[Dataset records]

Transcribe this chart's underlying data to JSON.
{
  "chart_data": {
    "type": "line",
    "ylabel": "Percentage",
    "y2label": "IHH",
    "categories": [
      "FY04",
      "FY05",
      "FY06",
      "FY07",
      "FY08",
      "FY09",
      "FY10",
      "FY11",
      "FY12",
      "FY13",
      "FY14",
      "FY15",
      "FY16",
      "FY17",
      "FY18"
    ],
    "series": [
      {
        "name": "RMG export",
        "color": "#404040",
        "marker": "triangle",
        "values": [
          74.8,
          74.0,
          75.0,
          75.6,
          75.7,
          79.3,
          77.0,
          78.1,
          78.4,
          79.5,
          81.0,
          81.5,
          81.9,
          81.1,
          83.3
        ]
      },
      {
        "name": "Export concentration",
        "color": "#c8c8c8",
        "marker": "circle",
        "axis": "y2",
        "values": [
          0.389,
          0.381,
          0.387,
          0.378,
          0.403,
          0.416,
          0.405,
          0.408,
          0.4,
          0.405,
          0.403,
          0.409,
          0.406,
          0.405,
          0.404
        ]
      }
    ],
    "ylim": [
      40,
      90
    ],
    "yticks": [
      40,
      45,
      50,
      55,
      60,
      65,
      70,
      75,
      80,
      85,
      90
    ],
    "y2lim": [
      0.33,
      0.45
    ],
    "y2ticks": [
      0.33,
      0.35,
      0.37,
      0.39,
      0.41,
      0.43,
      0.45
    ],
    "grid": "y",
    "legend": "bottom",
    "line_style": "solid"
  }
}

[Exercise prompt]:
Print every record above exactly as written.

[Output for this exercise]:
Transcribe this chart's underlying data to JSON.
{
  "chart_data": {
    "type": "line",
    "ylabel": "Percentage",
    "y2label": "IHH",
    "categories": [
      "FY04",
      "FY05",
      "FY06",
      "FY07",
      "FY08",
      "FY09",
      "FY10",
      "FY11",
      "FY12",
      "FY13",
      "FY14",
      "FY15",
      "FY16",
      "FY17",
      "FY18"
    ],
    "series": [
      {
        "name": "RMG export",
        "color": "#404040",
        "marker": "triangle",
        "values": [
          74.8,
          74.0,
          75.0,
          75.6,
          75.7,
          79.3,
          77.0,
          78.1,
          78.4,
          79.5,
          81.0,
          81.5,
          81.9,
          81.1,
          83.3
        ]
      },
      {
        "name": "Export concentration",
        "color": "#c8c8c8",
        "marker": "circle",
        "axis": "y2",
        "values": [
          0.389,
          0.381,
          0.387,
          0.378,
          0.403,
          0.416,
          0.405,
          0.408,
          0.4,
          0.405,
          0.403,
          0.409,
          0.406,
          0.405,
          0.404
        ]
      }
    ],
    "ylim": [
      40,
      90
    ],
    "yticks": [
      40,
      45,
      50,
      55,
      60,
      65,
      70,
      75,
      80,
      85,
      90
    ],
    "y2lim": [
      0.33,
      0.45
    ],
    "y2ticks": [
      0.33,
      0.35,
      0.37,
      0.39,
      0.41,
      0.43,
      0.45
    ],
    "grid": "y",
    "legend": "bottom",
    "line_style": "solid"
  }
}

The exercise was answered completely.